§ WHAT TO DO
Return each line of the listing below, unchanged, and omit the images.

§ WORKING DATA
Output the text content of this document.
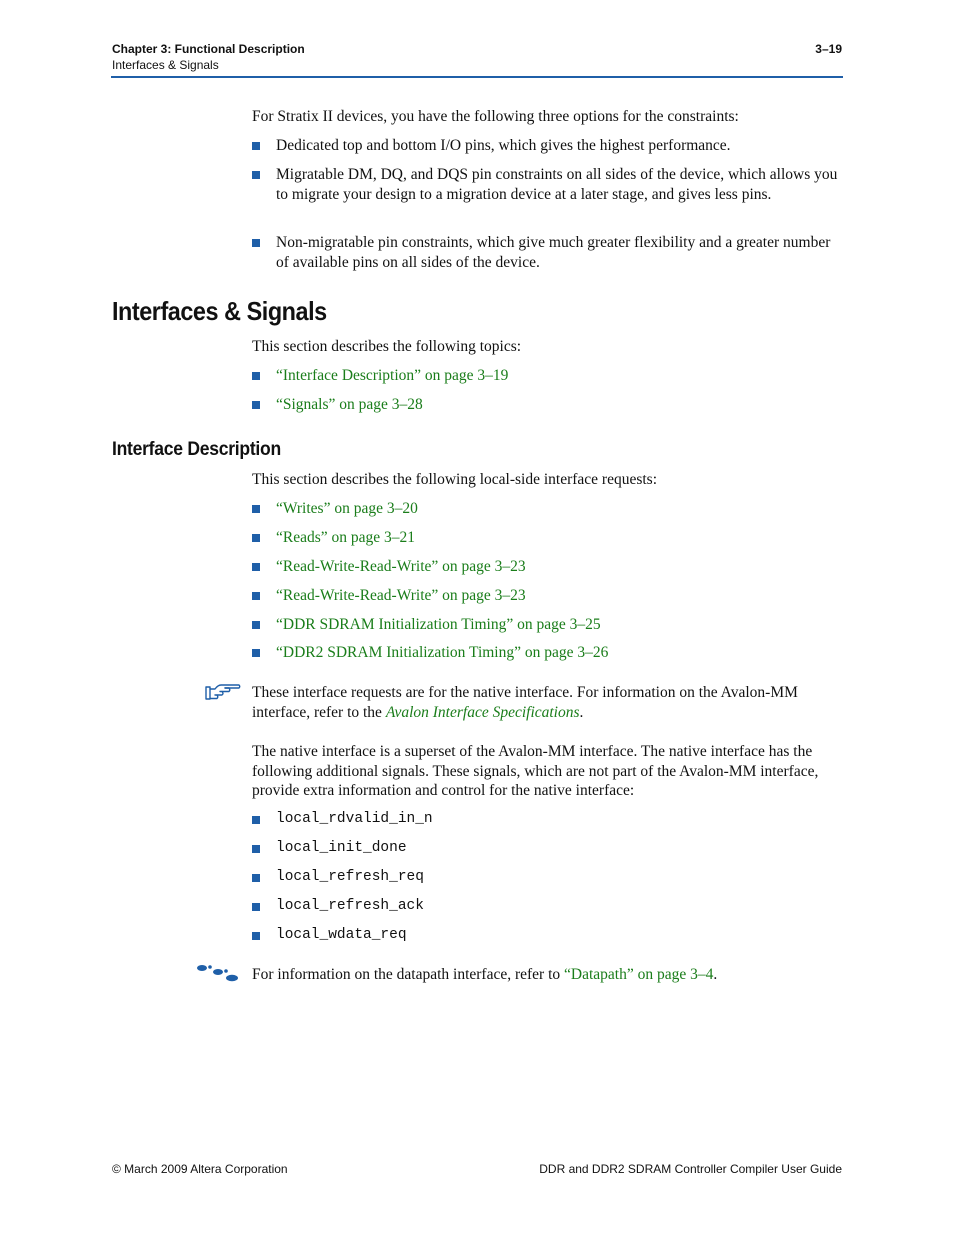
Chapter 3: Functional Description	3–19
Interfaces & Signals
For Stratix II devices, you have the following three options for the constraints:
Dedicated top and bottom I/O pins, which gives the highest performance.
Migratable DM, DQ, and DQS pin constraints on all sides of the device, which allows you to migrate your design to a migration device at a later stage, and gives less pins.
Non-migratable pin constraints, which give much greater flexibility and a greater number of available pins on all sides of the device.
Interfaces & Signals
This section describes the following topics:
“Interface Description” on page 3–19
“Signals” on page 3–28
Interface Description
This section describes the following local-side interface requests:
“Writes” on page 3–20
“Reads” on page 3–21
“Read-Write-Read-Write” on page 3–23
“Read-Write-Read-Write” on page 3–23
“DDR SDRAM Initialization Timing” on page 3–25
“DDR2 SDRAM Initialization Timing” on page 3–26
These interface requests are for the native interface. For information on the Avalon-MM interface, refer to the Avalon Interface Specifications.
The native interface is a superset of the Avalon-MM interface. The native interface has the following additional signals. These signals, which are not part of the Avalon-MM interface, provide extra information and control for the native interface:
local_rdvalid_in_n
local_init_done
local_refresh_req
local_refresh_ack
local_wdata_req
For information on the datapath interface, refer to “Datapath” on page 3–4.
© March 2009 Altera Corporation	DDR and DDR2 SDRAM Controller Compiler User Guide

§ OUTPUT BELOW
Output the text content of this document.
Chapter 3: Functional Description	3–19
Interfaces & Signals
For Stratix II devices, you have the following three options for the constraints:
Dedicated top and bottom I/O pins, which gives the highest performance.
Migratable DM, DQ, and DQS pin constraints on all sides of the device, which allows you to migrate your design to a migration device at a later stage, and gives less pins.
Non-migratable pin constraints, which give much greater flexibility and a greater number of available pins on all sides of the device.
Interfaces & Signals
This section describes the following topics:
“Interface Description” on page 3–19
“Signals” on page 3–28
Interface Description
This section describes the following local-side interface requests:
“Writes” on page 3–20
“Reads” on page 3–21
“Read-Write-Read-Write” on page 3–23
“Read-Write-Read-Write” on page 3–23
“DDR SDRAM Initialization Timing” on page 3–25
“DDR2 SDRAM Initialization Timing” on page 3–26
These interface requests are for the native interface. For information on the Avalon-MM interface, refer to the Avalon Interface Specifications.
The native interface is a superset of the Avalon-MM interface. The native interface has the following additional signals. These signals, which are not part of the Avalon-MM interface, provide extra information and control for the native interface:
local_rdvalid_in_n
local_init_done
local_refresh_req
local_refresh_ack
local_wdata_req
For information on the datapath interface, refer to “Datapath” on page 3–4.
© March 2009 Altera Corporation	DDR and DDR2 SDRAM Controller Compiler User Guide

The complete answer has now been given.